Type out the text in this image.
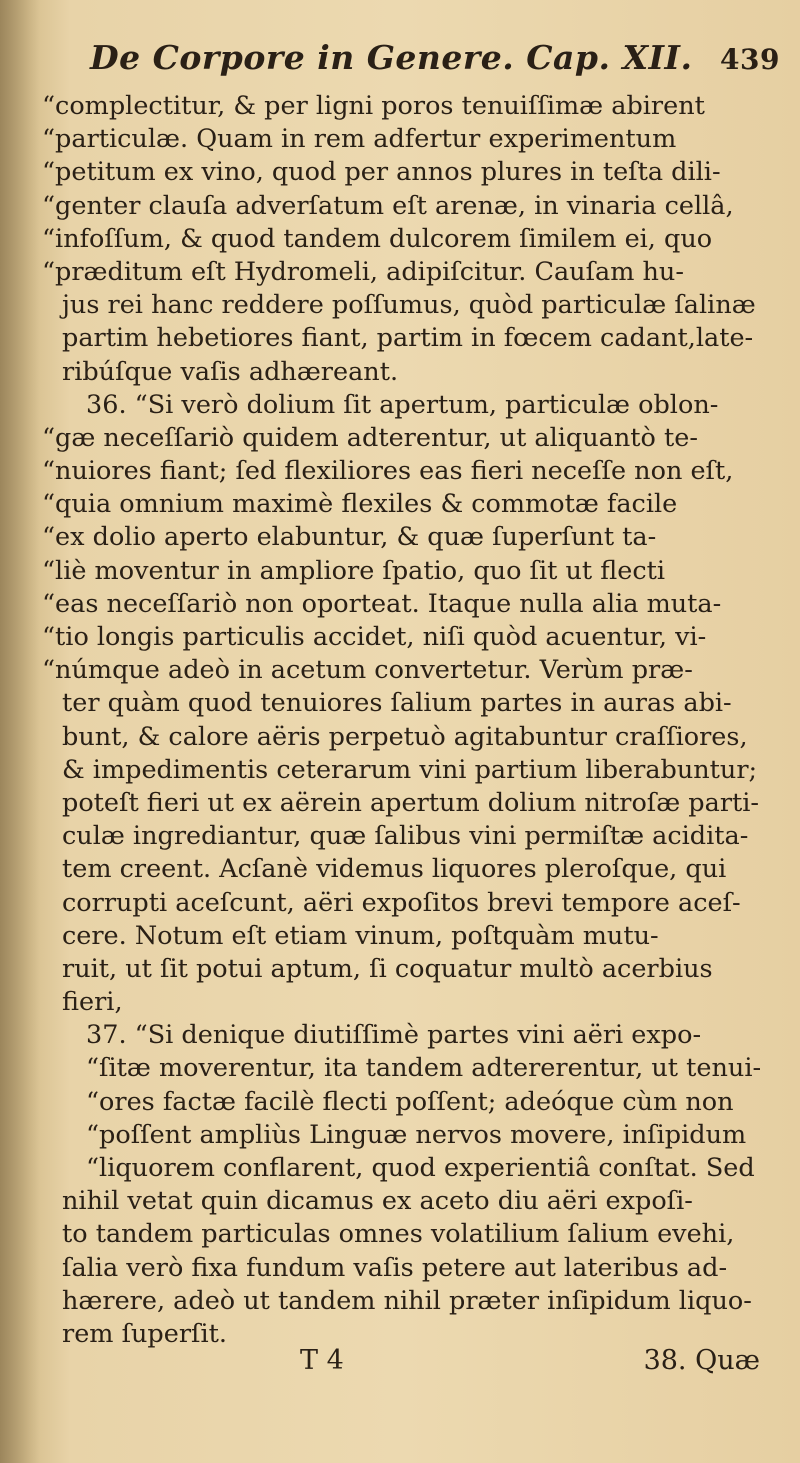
De Corpore in Genere. Cap. XII. 439
“complectitur, & per ligni poros tenuiſſimæ abirent
“particulæ. Quam in rem adfertur experimentum
“petitum ex vino, quod per annos plures in teſta dili-
“genter clauſa adverſatum eſt arenæ, in vinaria cellâ,
“infoſſum, & quod tandem dulcorem ſimilem ei, quo
“præditum eſt Hydromeli, adipiſcitur. Cauſam hu-
jus rei hanc reddere poſſumus, quòd particulæ ſalinæ
partim hebetiores fiant, partim in fœcem cadant,late-
ribúſque vaſis adhæreant.
36. “Si verò dolium ſit apertum, particulæ oblon-
“gæ neceſſariò quidem adterentur, ut aliquantò te-
“nuiores fiant; ſed flexiliores eas fieri neceſſe non eſt,
“quia omnium maximè flexiles & commotæ facile
“ex dolio aperto elabuntur, & quæ ſuperſunt ta-
“liè moventur in ampliore ſpatio, quo ſit ut flecti
“eas neceſſariò non oporteat. Itaque nulla alia muta-
“tio longis particulis accidet, niſi quòd acuentur, vi-
“númque adeò in acetum convertetur. Verùm præ-
ter quàm quod tenuiores ſalium partes in auras abi-
bunt, & calore aëris perpetuò agitabuntur craſſiores,
& impedimentis ceterarum vini partium liberabuntur;
poteſt fieri ut ex aërein apertum dolium nitroſæ parti-
culæ ingrediantur, quæ ſalibus vini permiſtæ acidita-
tem creent. Acſanè videmus liquores pleroſque, qui
corrupti aceſcunt, aëri expoſitos brevi tempore aceſ-
cere. Notum eſt etiam vinum, poſtquàm mutu-
ruit, ut ſit potui aptum, ſi coquatur multò acerbius
fieri,
37. “Si denique diutiſſimè partes vini aëri expo-
“ſitæ moverentur, ita tandem adtererentur, ut tenui-
“ores factæ facilè flecti poſſent; adeóque cùm non
“poſſent ampliùs Linguæ nervos movere, inſipidum
“liquorem conflarent, quod experientiâ conſtat. Sed
nihil vetat quin dicamus ex aceto diu aëri expoſi-
to tandem particulas omnes volatilium ſalium evehi,
ſalia verò fixa fundum vaſis petere aut lateribus ad-
hærere, adeò ut tandem nihil præter inſipidum liquo-
rem ſuperſit.
T 4	38. Quæ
=====
* **Work to complete**: Copy out every line in the entries above that holds "particulæ".

* **Reply to the task**:
“particulæ. Quam in rem adfertur experimentum
jus rei hanc reddere poſſumus, quòd particulæ ſalinæ
36. “Si verò dolium ſit apertum, particulæ oblon-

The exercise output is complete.